— start of Dataset records —

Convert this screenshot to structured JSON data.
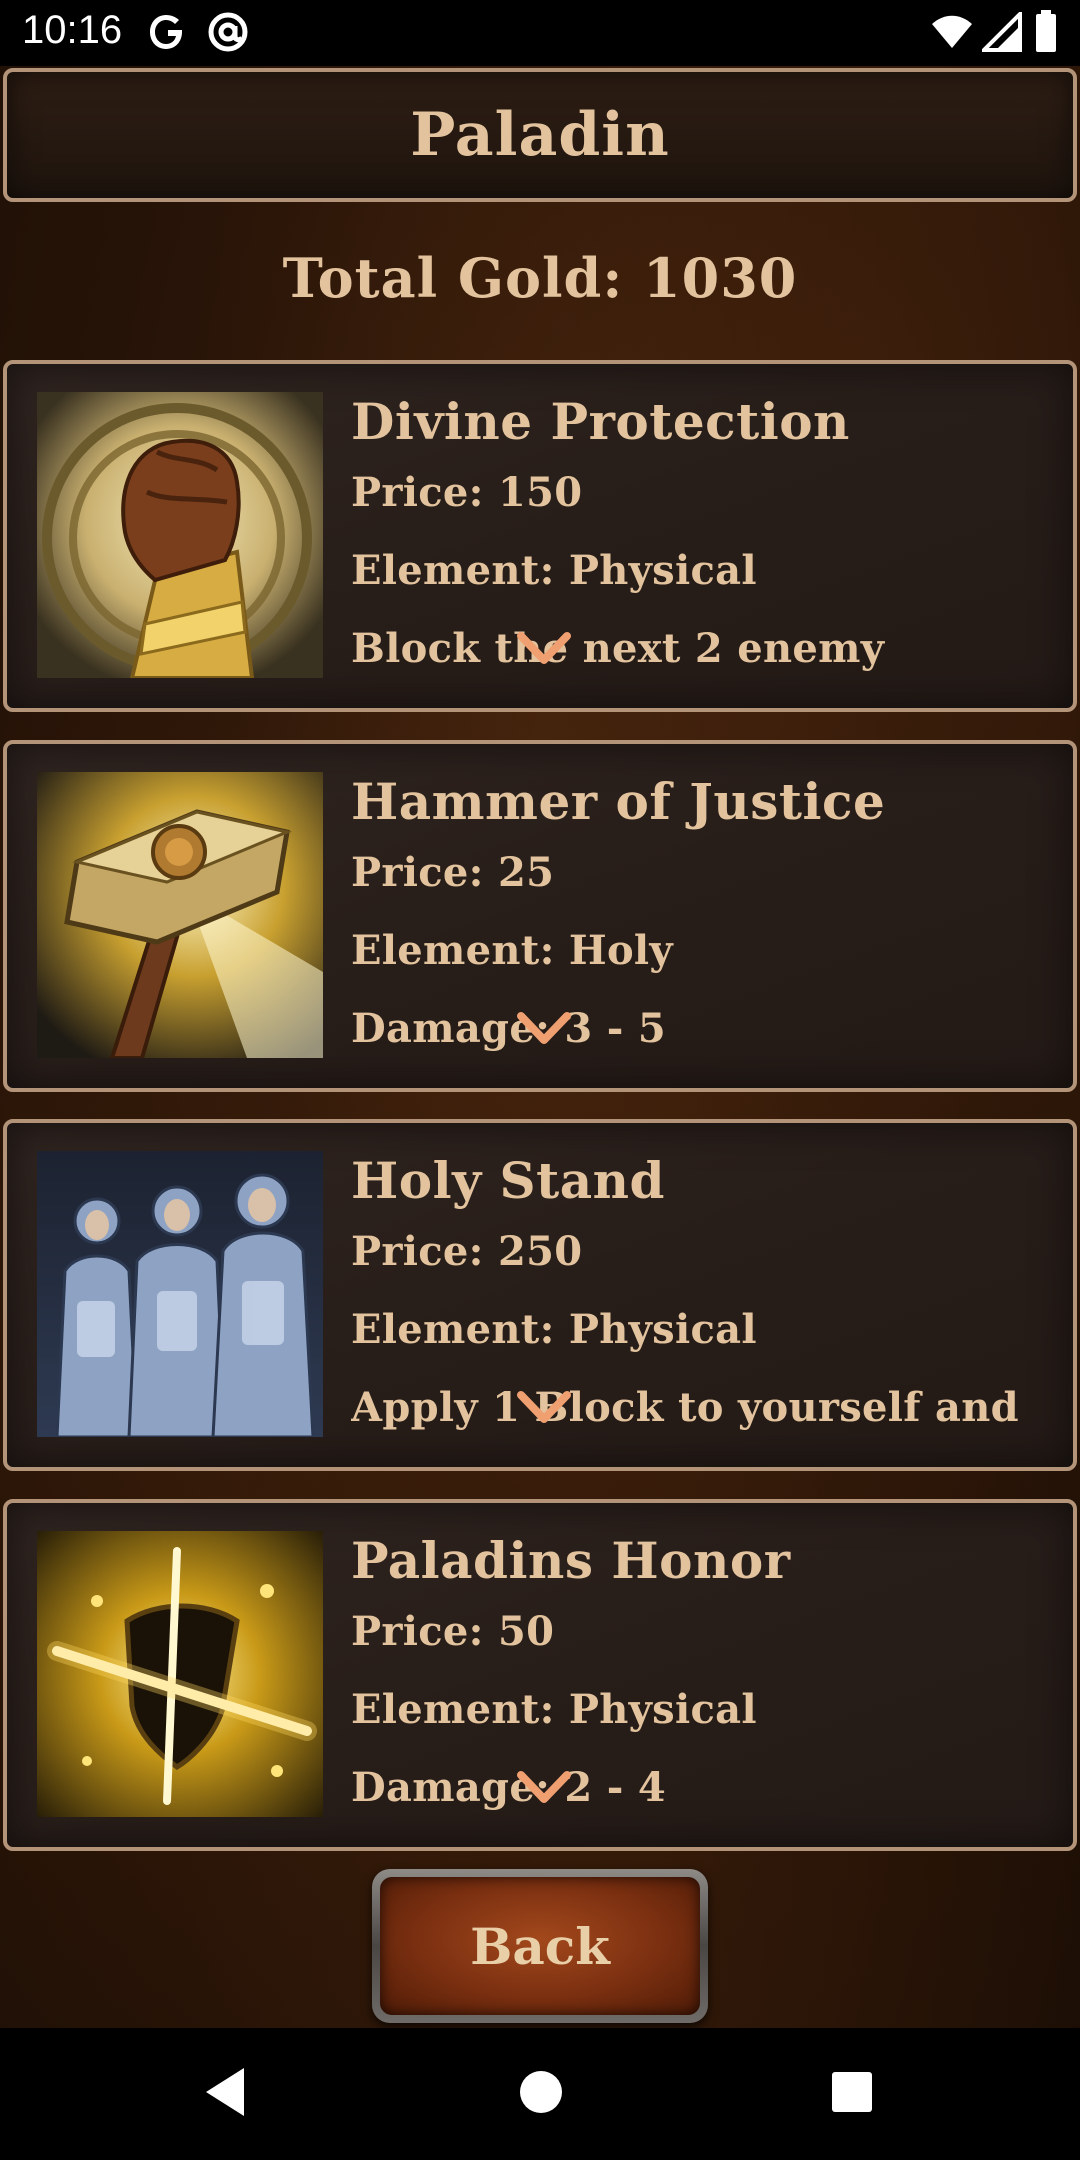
{
  "status_bar": {
    "time": "10:16"
  },
  "header": {
    "title": "Paladin"
  },
  "gold": {
    "text": "Total Gold: 1030"
  },
  "cards": [
    {
      "name": "Divine Protection",
      "price": "Price: 150",
      "element": "Element: Physical",
      "detail": "Block the next 2 enemy",
      "icon": "fist-icon"
    },
    {
      "name": "Hammer of Justice",
      "price": "Price: 25",
      "element": "Element: Holy",
      "detail": "Damage: 3 - 5",
      "icon": "hammer-icon"
    },
    {
      "name": "Holy Stand",
      "price": "Price: 250",
      "element": "Element: Physical",
      "detail": "Apply 1 Block to yourself and",
      "icon": "knights-icon"
    },
    {
      "name": "Paladins Honor",
      "price": "Price: 50",
      "element": "Element: Physical",
      "detail": "Damage: 2 - 4",
      "icon": "shield-icon"
    }
  ],
  "back_button": {
    "label": "Back"
  },
  "colors": {
    "text": "#e2c39d",
    "border": "#b39478",
    "chevron": "#f0a070",
    "button": "#7a2f10"
  }
}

— end of Dataset records —

_Task_
Transcribe the complete set of entries verbatim. No pictures belong in the copy.

_Finished task_
Convert this screenshot to structured JSON data.
{
  "status_bar": {
    "time": "10:16"
  },
  "header": {
    "title": "Paladin"
  },
  "gold": {
    "text": "Total Gold: 1030"
  },
  "cards": [
    {
      "name": "Divine Protection",
      "price": "Price: 150",
      "element": "Element: Physical",
      "detail": "Block the next 2 enemy",
      "icon": "fist-icon"
    },
    {
      "name": "Hammer of Justice",
      "price": "Price: 25",
      "element": "Element: Holy",
      "detail": "Damage: 3 - 5",
      "icon": "hammer-icon"
    },
    {
      "name": "Holy Stand",
      "price": "Price: 250",
      "element": "Element: Physical",
      "detail": "Apply 1 Block to yourself and",
      "icon": "knights-icon"
    },
    {
      "name": "Paladins Honor",
      "price": "Price: 50",
      "element": "Element: Physical",
      "detail": "Damage: 2 - 4",
      "icon": "shield-icon"
    }
  ],
  "back_button": {
    "label": "Back"
  },
  "colors": {
    "text": "#e2c39d",
    "border": "#b39478",
    "chevron": "#f0a070",
    "button": "#7a2f10"
  }
}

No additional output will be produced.